> _Instruction_: Take the data below and repeat it exactly.

Dataset entries on figures:

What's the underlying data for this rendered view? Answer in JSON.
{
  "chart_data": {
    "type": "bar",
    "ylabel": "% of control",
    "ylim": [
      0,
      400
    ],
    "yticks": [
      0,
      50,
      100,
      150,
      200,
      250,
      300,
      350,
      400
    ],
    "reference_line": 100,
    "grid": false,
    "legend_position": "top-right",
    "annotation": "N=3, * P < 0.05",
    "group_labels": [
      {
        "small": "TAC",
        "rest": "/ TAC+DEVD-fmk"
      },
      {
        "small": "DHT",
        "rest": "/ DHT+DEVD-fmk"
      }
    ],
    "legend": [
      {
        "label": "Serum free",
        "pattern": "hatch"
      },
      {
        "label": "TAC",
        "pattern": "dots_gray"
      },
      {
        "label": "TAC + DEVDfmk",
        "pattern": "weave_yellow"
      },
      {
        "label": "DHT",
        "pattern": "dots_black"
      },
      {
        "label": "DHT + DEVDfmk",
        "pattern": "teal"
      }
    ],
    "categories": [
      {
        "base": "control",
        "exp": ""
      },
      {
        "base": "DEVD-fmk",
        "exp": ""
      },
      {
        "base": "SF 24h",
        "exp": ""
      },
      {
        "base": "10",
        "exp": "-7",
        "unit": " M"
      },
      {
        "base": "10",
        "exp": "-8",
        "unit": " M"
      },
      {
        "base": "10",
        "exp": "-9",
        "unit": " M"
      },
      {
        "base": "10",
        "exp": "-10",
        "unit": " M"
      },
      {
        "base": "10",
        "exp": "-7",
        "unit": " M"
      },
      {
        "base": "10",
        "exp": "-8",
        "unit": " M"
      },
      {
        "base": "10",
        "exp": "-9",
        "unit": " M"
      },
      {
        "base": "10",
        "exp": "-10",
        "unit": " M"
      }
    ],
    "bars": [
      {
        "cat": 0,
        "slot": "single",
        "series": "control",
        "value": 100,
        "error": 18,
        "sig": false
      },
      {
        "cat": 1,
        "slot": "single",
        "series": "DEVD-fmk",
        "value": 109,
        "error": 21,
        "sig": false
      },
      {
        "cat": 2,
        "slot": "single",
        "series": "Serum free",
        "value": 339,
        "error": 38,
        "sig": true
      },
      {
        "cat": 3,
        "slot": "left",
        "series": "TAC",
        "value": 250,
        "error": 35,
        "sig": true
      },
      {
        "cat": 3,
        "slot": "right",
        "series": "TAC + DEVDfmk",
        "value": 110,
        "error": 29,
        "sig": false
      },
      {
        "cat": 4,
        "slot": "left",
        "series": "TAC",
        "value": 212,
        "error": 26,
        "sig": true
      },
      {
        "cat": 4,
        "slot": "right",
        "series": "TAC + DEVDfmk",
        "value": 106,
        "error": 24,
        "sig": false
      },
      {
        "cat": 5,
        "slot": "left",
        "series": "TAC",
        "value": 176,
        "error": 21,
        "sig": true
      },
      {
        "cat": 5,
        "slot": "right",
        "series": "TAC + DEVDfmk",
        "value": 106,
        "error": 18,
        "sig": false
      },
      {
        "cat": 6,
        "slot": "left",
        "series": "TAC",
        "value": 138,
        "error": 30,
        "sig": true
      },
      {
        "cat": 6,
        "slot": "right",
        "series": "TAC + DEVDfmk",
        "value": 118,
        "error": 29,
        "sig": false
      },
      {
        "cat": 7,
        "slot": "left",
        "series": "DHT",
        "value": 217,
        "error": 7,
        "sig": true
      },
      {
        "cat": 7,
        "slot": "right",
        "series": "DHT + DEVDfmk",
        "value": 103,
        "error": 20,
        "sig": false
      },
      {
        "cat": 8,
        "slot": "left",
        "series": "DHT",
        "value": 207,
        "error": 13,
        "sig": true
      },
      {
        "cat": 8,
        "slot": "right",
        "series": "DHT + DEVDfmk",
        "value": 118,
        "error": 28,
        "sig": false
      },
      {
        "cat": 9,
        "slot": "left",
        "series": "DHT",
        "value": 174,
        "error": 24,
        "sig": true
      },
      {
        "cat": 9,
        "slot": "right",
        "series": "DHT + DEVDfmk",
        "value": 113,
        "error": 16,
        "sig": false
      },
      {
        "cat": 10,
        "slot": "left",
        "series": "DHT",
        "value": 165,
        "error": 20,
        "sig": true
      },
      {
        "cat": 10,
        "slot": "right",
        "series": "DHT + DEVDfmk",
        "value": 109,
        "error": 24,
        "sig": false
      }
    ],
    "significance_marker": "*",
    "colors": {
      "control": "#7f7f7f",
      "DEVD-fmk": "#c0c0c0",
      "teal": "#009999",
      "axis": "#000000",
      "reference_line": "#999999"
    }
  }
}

> _Answer to this exercise_:
What's the underlying data for this rendered view? Answer in JSON.
{
  "chart_data": {
    "type": "bar",
    "ylabel": "% of control",
    "ylim": [
      0,
      400
    ],
    "yticks": [
      0,
      50,
      100,
      150,
      200,
      250,
      300,
      350,
      400
    ],
    "reference_line": 100,
    "grid": false,
    "legend_position": "top-right",
    "annotation": "N=3, * P < 0.05",
    "group_labels": [
      {
        "small": "TAC",
        "rest": "/ TAC+DEVD-fmk"
      },
      {
        "small": "DHT",
        "rest": "/ DHT+DEVD-fmk"
      }
    ],
    "legend": [
      {
        "label": "Serum free",
        "pattern": "hatch"
      },
      {
        "label": "TAC",
        "pattern": "dots_gray"
      },
      {
        "label": "TAC + DEVDfmk",
        "pattern": "weave_yellow"
      },
      {
        "label": "DHT",
        "pattern": "dots_black"
      },
      {
        "label": "DHT + DEVDfmk",
        "pattern": "teal"
      }
    ],
    "categories": [
      {
        "base": "control",
        "exp": ""
      },
      {
        "base": "DEVD-fmk",
        "exp": ""
      },
      {
        "base": "SF 24h",
        "exp": ""
      },
      {
        "base": "10",
        "exp": "-7",
        "unit": " M"
      },
      {
        "base": "10",
        "exp": "-8",
        "unit": " M"
      },
      {
        "base": "10",
        "exp": "-9",
        "unit": " M"
      },
      {
        "base": "10",
        "exp": "-10",
        "unit": " M"
      },
      {
        "base": "10",
        "exp": "-7",
        "unit": " M"
      },
      {
        "base": "10",
        "exp": "-8",
        "unit": " M"
      },
      {
        "base": "10",
        "exp": "-9",
        "unit": " M"
      },
      {
        "base": "10",
        "exp": "-10",
        "unit": " M"
      }
    ],
    "bars": [
      {
        "cat": 0,
        "slot": "single",
        "series": "control",
        "value": 100,
        "error": 18,
        "sig": false
      },
      {
        "cat": 1,
        "slot": "single",
        "series": "DEVD-fmk",
        "value": 109,
        "error": 21,
        "sig": false
      },
      {
        "cat": 2,
        "slot": "single",
        "series": "Serum free",
        "value": 339,
        "error": 38,
        "sig": true
      },
      {
        "cat": 3,
        "slot": "left",
        "series": "TAC",
        "value": 250,
        "error": 35,
        "sig": true
      },
      {
        "cat": 3,
        "slot": "right",
        "series": "TAC + DEVDfmk",
        "value": 110,
        "error": 29,
        "sig": false
      },
      {
        "cat": 4,
        "slot": "left",
        "series": "TAC",
        "value": 212,
        "error": 26,
        "sig": true
      },
      {
        "cat": 4,
        "slot": "right",
        "series": "TAC + DEVDfmk",
        "value": 106,
        "error": 24,
        "sig": false
      },
      {
        "cat": 5,
        "slot": "left",
        "series": "TAC",
        "value": 176,
        "error": 21,
        "sig": true
      },
      {
        "cat": 5,
        "slot": "right",
        "series": "TAC + DEVDfmk",
        "value": 106,
        "error": 18,
        "sig": false
      },
      {
        "cat": 6,
        "slot": "left",
        "series": "TAC",
        "value": 138,
        "error": 30,
        "sig": true
      },
      {
        "cat": 6,
        "slot": "right",
        "series": "TAC + DEVDfmk",
        "value": 118,
        "error": 29,
        "sig": false
      },
      {
        "cat": 7,
        "slot": "left",
        "series": "DHT",
        "value": 217,
        "error": 7,
        "sig": true
      },
      {
        "cat": 7,
        "slot": "right",
        "series": "DHT + DEVDfmk",
        "value": 103,
        "error": 20,
        "sig": false
      },
      {
        "cat": 8,
        "slot": "left",
        "series": "DHT",
        "value": 207,
        "error": 13,
        "sig": true
      },
      {
        "cat": 8,
        "slot": "right",
        "series": "DHT + DEVDfmk",
        "value": 118,
        "error": 28,
        "sig": false
      },
      {
        "cat": 9,
        "slot": "left",
        "series": "DHT",
        "value": 174,
        "error": 24,
        "sig": true
      },
      {
        "cat": 9,
        "slot": "right",
        "series": "DHT + DEVDfmk",
        "value": 113,
        "error": 16,
        "sig": false
      },
      {
        "cat": 10,
        "slot": "left",
        "series": "DHT",
        "value": 165,
        "error": 20,
        "sig": true
      },
      {
        "cat": 10,
        "slot": "right",
        "series": "DHT + DEVDfmk",
        "value": 109,
        "error": 24,
        "sig": false
      }
    ],
    "significance_marker": "*",
    "colors": {
      "control": "#7f7f7f",
      "DEVD-fmk": "#c0c0c0",
      "teal": "#009999",
      "axis": "#000000",
      "reference_line": "#999999"
    }
  }
}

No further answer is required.